• What you should do: Every entry needs to be printed exactly, please.

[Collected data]
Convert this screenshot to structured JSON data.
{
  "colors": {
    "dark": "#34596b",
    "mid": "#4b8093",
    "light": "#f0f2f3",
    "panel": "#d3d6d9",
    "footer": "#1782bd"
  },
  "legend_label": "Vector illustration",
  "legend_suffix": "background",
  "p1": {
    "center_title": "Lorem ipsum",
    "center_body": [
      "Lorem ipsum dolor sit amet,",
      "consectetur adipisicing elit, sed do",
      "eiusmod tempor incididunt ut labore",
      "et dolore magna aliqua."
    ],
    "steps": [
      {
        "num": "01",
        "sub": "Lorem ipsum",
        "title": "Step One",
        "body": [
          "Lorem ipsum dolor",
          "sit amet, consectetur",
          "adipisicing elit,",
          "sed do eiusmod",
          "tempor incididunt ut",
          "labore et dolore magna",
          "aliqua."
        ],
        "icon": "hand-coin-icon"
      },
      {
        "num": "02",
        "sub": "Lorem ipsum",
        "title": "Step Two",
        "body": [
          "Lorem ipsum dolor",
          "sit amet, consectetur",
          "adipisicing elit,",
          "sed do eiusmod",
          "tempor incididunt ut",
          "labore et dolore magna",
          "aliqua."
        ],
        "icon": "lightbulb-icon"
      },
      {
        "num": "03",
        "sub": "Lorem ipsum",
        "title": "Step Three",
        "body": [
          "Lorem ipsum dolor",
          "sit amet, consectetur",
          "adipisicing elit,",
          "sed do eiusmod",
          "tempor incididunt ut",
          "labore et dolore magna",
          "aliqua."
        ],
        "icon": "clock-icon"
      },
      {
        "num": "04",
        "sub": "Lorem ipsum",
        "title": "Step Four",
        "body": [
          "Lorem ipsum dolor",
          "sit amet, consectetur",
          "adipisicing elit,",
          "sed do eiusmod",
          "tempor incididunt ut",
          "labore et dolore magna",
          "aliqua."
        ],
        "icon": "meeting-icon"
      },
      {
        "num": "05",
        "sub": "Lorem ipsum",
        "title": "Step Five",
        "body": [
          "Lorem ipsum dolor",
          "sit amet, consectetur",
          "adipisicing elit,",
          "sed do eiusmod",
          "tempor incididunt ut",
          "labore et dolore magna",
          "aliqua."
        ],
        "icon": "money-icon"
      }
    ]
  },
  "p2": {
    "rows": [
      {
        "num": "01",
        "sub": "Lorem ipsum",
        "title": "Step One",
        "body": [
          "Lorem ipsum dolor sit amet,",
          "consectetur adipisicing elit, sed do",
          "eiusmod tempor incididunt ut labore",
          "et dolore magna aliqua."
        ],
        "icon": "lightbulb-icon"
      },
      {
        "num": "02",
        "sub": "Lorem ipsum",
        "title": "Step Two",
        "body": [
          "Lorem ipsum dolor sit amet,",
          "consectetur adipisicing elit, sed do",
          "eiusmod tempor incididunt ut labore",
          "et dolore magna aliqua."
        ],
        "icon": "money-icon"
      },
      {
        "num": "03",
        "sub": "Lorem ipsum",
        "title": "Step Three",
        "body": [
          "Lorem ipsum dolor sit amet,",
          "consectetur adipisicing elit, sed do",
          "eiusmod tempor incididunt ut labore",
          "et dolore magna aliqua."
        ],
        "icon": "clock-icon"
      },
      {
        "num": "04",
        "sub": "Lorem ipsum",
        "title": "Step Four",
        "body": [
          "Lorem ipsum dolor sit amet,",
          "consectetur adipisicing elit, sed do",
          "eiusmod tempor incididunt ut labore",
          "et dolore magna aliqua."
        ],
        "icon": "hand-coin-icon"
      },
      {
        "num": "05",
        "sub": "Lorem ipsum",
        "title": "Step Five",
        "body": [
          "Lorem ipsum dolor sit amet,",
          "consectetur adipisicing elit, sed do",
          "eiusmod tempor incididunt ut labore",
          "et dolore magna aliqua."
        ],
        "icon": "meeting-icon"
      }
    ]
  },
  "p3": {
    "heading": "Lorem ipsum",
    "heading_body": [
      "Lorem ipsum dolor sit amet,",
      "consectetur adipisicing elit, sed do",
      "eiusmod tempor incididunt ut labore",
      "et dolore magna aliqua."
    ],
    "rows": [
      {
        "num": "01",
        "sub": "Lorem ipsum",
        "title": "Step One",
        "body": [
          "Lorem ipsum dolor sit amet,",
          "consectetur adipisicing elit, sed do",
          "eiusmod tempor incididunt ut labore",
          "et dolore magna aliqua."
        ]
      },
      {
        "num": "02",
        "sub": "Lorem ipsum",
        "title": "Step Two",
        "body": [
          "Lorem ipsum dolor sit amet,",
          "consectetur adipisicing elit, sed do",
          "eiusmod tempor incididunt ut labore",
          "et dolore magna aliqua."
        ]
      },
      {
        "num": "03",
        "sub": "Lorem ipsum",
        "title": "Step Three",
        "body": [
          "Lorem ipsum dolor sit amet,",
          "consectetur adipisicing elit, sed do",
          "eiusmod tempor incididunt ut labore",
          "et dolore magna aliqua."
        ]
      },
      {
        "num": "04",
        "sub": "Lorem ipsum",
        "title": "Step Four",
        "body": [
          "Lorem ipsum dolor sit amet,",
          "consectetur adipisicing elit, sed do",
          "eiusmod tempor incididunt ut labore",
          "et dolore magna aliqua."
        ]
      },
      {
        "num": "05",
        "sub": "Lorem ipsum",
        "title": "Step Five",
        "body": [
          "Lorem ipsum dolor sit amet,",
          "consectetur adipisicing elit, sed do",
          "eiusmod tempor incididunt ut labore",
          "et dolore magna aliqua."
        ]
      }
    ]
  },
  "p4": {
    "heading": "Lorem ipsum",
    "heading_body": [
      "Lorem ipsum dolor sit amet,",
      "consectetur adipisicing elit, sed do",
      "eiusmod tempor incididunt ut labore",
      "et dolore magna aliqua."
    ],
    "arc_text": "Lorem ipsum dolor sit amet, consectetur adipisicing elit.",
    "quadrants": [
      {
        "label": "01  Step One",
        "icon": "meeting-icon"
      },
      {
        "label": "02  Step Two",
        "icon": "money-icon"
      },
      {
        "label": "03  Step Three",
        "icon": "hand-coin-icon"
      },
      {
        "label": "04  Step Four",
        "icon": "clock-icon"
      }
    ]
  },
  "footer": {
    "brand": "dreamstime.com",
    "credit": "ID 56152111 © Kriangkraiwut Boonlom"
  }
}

• Completed exercise:
Convert this screenshot to structured JSON data.
{
  "colors": {
    "dark": "#34596b",
    "mid": "#4b8093",
    "light": "#f0f2f3",
    "panel": "#d3d6d9",
    "footer": "#1782bd"
  },
  "legend_label": "Vector illustration",
  "legend_suffix": "background",
  "p1": {
    "center_title": "Lorem ipsum",
    "center_body": [
      "Lorem ipsum dolor sit amet,",
      "consectetur adipisicing elit, sed do",
      "eiusmod tempor incididunt ut labore",
      "et dolore magna aliqua."
    ],
    "steps": [
      {
        "num": "01",
        "sub": "Lorem ipsum",
        "title": "Step One",
        "body": [
          "Lorem ipsum dolor",
          "sit amet, consectetur",
          "adipisicing elit,",
          "sed do eiusmod",
          "tempor incididunt ut",
          "labore et dolore magna",
          "aliqua."
        ],
        "icon": "hand-coin-icon"
      },
      {
        "num": "02",
        "sub": "Lorem ipsum",
        "title": "Step Two",
        "body": [
          "Lorem ipsum dolor",
          "sit amet, consectetur",
          "adipisicing elit,",
          "sed do eiusmod",
          "tempor incididunt ut",
          "labore et dolore magna",
          "aliqua."
        ],
        "icon": "lightbulb-icon"
      },
      {
        "num": "03",
        "sub": "Lorem ipsum",
        "title": "Step Three",
        "body": [
          "Lorem ipsum dolor",
          "sit amet, consectetur",
          "adipisicing elit,",
          "sed do eiusmod",
          "tempor incididunt ut",
          "labore et dolore magna",
          "aliqua."
        ],
        "icon": "clock-icon"
      },
      {
        "num": "04",
        "sub": "Lorem ipsum",
        "title": "Step Four",
        "body": [
          "Lorem ipsum dolor",
          "sit amet, consectetur",
          "adipisicing elit,",
          "sed do eiusmod",
          "tempor incididunt ut",
          "labore et dolore magna",
          "aliqua."
        ],
        "icon": "meeting-icon"
      },
      {
        "num": "05",
        "sub": "Lorem ipsum",
        "title": "Step Five",
        "body": [
          "Lorem ipsum dolor",
          "sit amet, consectetur",
          "adipisicing elit,",
          "sed do eiusmod",
          "tempor incididunt ut",
          "labore et dolore magna",
          "aliqua."
        ],
        "icon": "money-icon"
      }
    ]
  },
  "p2": {
    "rows": [
      {
        "num": "01",
        "sub": "Lorem ipsum",
        "title": "Step One",
        "body": [
          "Lorem ipsum dolor sit amet,",
          "consectetur adipisicing elit, sed do",
          "eiusmod tempor incididunt ut labore",
          "et dolore magna aliqua."
        ],
        "icon": "lightbulb-icon"
      },
      {
        "num": "02",
        "sub": "Lorem ipsum",
        "title": "Step Two",
        "body": [
          "Lorem ipsum dolor sit amet,",
          "consectetur adipisicing elit, sed do",
          "eiusmod tempor incididunt ut labore",
          "et dolore magna aliqua."
        ],
        "icon": "money-icon"
      },
      {
        "num": "03",
        "sub": "Lorem ipsum",
        "title": "Step Three",
        "body": [
          "Lorem ipsum dolor sit amet,",
          "consectetur adipisicing elit, sed do",
          "eiusmod tempor incididunt ut labore",
          "et dolore magna aliqua."
        ],
        "icon": "clock-icon"
      },
      {
        "num": "04",
        "sub": "Lorem ipsum",
        "title": "Step Four",
        "body": [
          "Lorem ipsum dolor sit amet,",
          "consectetur adipisicing elit, sed do",
          "eiusmod tempor incididunt ut labore",
          "et dolore magna aliqua."
        ],
        "icon": "hand-coin-icon"
      },
      {
        "num": "05",
        "sub": "Lorem ipsum",
        "title": "Step Five",
        "body": [
          "Lorem ipsum dolor sit amet,",
          "consectetur adipisicing elit, sed do",
          "eiusmod tempor incididunt ut labore",
          "et dolore magna aliqua."
        ],
        "icon": "meeting-icon"
      }
    ]
  },
  "p3": {
    "heading": "Lorem ipsum",
    "heading_body": [
      "Lorem ipsum dolor sit amet,",
      "consectetur adipisicing elit, sed do",
      "eiusmod tempor incididunt ut labore",
      "et dolore magna aliqua."
    ],
    "rows": [
      {
        "num": "01",
        "sub": "Lorem ipsum",
        "title": "Step One",
        "body": [
          "Lorem ipsum dolor sit amet,",
          "consectetur adipisicing elit, sed do",
          "eiusmod tempor incididunt ut labore",
          "et dolore magna aliqua."
        ]
      },
      {
        "num": "02",
        "sub": "Lorem ipsum",
        "title": "Step Two",
        "body": [
          "Lorem ipsum dolor sit amet,",
          "consectetur adipisicing elit, sed do",
          "eiusmod tempor incididunt ut labore",
          "et dolore magna aliqua."
        ]
      },
      {
        "num": "03",
        "sub": "Lorem ipsum",
        "title": "Step Three",
        "body": [
          "Lorem ipsum dolor sit amet,",
          "consectetur adipisicing elit, sed do",
          "eiusmod tempor incididunt ut labore",
          "et dolore magna aliqua."
        ]
      },
      {
        "num": "04",
        "sub": "Lorem ipsum",
        "title": "Step Four",
        "body": [
          "Lorem ipsum dolor sit amet,",
          "consectetur adipisicing elit, sed do",
          "eiusmod tempor incididunt ut labore",
          "et dolore magna aliqua."
        ]
      },
      {
        "num": "05",
        "sub": "Lorem ipsum",
        "title": "Step Five",
        "body": [
          "Lorem ipsum dolor sit amet,",
          "consectetur adipisicing elit, sed do",
          "eiusmod tempor incididunt ut labore",
          "et dolore magna aliqua."
        ]
      }
    ]
  },
  "p4": {
    "heading": "Lorem ipsum",
    "heading_body": [
      "Lorem ipsum dolor sit amet,",
      "consectetur adipisicing elit, sed do",
      "eiusmod tempor incididunt ut labore",
      "et dolore magna aliqua."
    ],
    "arc_text": "Lorem ipsum dolor sit amet, consectetur adipisicing elit.",
    "quadrants": [
      {
        "label": "01  Step One",
        "icon": "meeting-icon"
      },
      {
        "label": "02  Step Two",
        "icon": "money-icon"
      },
      {
        "label": "03  Step Three",
        "icon": "hand-coin-icon"
      },
      {
        "label": "04  Step Four",
        "icon": "clock-icon"
      }
    ]
  },
  "footer": {
    "brand": "dreamstime.com",
    "credit": "ID 56152111 © Kriangkraiwut Boonlom"
  }
}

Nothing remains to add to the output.